◆ Problem details ◆
Copy, from the entries below, each line in which the string "организациях" appears.

◆ Recorded data ◆
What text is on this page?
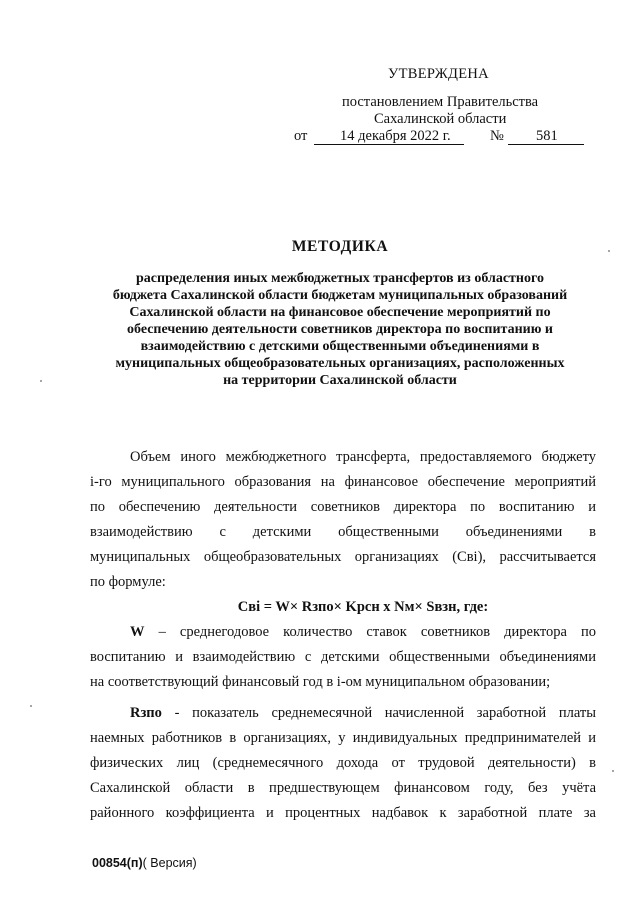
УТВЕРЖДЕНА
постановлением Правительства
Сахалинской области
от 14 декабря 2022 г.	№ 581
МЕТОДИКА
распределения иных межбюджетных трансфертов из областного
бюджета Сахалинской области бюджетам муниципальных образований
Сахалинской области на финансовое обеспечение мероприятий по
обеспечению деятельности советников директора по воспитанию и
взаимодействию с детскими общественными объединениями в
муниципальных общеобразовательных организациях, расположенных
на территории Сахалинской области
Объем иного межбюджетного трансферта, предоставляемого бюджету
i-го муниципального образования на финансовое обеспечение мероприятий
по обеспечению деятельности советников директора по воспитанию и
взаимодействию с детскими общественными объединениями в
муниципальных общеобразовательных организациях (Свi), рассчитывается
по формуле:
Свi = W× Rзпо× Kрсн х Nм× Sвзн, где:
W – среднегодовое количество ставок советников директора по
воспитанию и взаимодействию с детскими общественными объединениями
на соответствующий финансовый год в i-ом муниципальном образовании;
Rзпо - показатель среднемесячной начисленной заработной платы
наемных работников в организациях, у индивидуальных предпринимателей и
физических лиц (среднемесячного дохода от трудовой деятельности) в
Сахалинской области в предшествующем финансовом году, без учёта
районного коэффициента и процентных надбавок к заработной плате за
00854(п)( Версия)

---

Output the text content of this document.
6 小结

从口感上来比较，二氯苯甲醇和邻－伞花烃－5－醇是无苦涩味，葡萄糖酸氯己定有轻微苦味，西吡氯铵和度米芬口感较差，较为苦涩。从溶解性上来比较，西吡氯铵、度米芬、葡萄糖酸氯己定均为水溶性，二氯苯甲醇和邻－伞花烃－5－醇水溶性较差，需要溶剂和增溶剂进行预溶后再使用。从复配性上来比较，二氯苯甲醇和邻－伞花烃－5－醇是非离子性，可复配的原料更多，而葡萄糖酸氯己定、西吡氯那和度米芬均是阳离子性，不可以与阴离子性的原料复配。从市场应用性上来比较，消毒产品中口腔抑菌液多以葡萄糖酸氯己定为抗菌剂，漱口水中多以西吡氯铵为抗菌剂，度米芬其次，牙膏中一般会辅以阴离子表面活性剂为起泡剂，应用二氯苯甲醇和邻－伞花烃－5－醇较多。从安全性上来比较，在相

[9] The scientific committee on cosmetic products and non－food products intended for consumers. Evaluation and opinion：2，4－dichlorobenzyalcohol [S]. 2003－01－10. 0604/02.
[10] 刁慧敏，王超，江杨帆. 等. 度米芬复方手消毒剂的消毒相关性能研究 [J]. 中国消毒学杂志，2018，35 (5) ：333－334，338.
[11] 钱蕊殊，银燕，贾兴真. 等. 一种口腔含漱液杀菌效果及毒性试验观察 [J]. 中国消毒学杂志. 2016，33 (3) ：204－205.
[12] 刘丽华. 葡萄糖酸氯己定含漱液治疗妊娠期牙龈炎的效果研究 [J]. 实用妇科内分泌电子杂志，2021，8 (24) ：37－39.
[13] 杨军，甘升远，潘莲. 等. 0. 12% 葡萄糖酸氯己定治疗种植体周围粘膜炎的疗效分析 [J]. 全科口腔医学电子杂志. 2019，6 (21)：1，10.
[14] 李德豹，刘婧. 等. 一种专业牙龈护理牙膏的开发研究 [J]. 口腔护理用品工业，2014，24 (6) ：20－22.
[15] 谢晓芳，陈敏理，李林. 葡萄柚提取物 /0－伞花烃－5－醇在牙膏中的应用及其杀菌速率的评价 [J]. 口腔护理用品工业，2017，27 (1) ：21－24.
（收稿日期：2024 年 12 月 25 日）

◆ Solution to this problem ◆
муниципальных общеобразовательных организациях, расположенных
муниципальных общеобразовательных организациях (Свi), рассчитывается
наемных работников в организациях, у индивидуальных предпринимателей и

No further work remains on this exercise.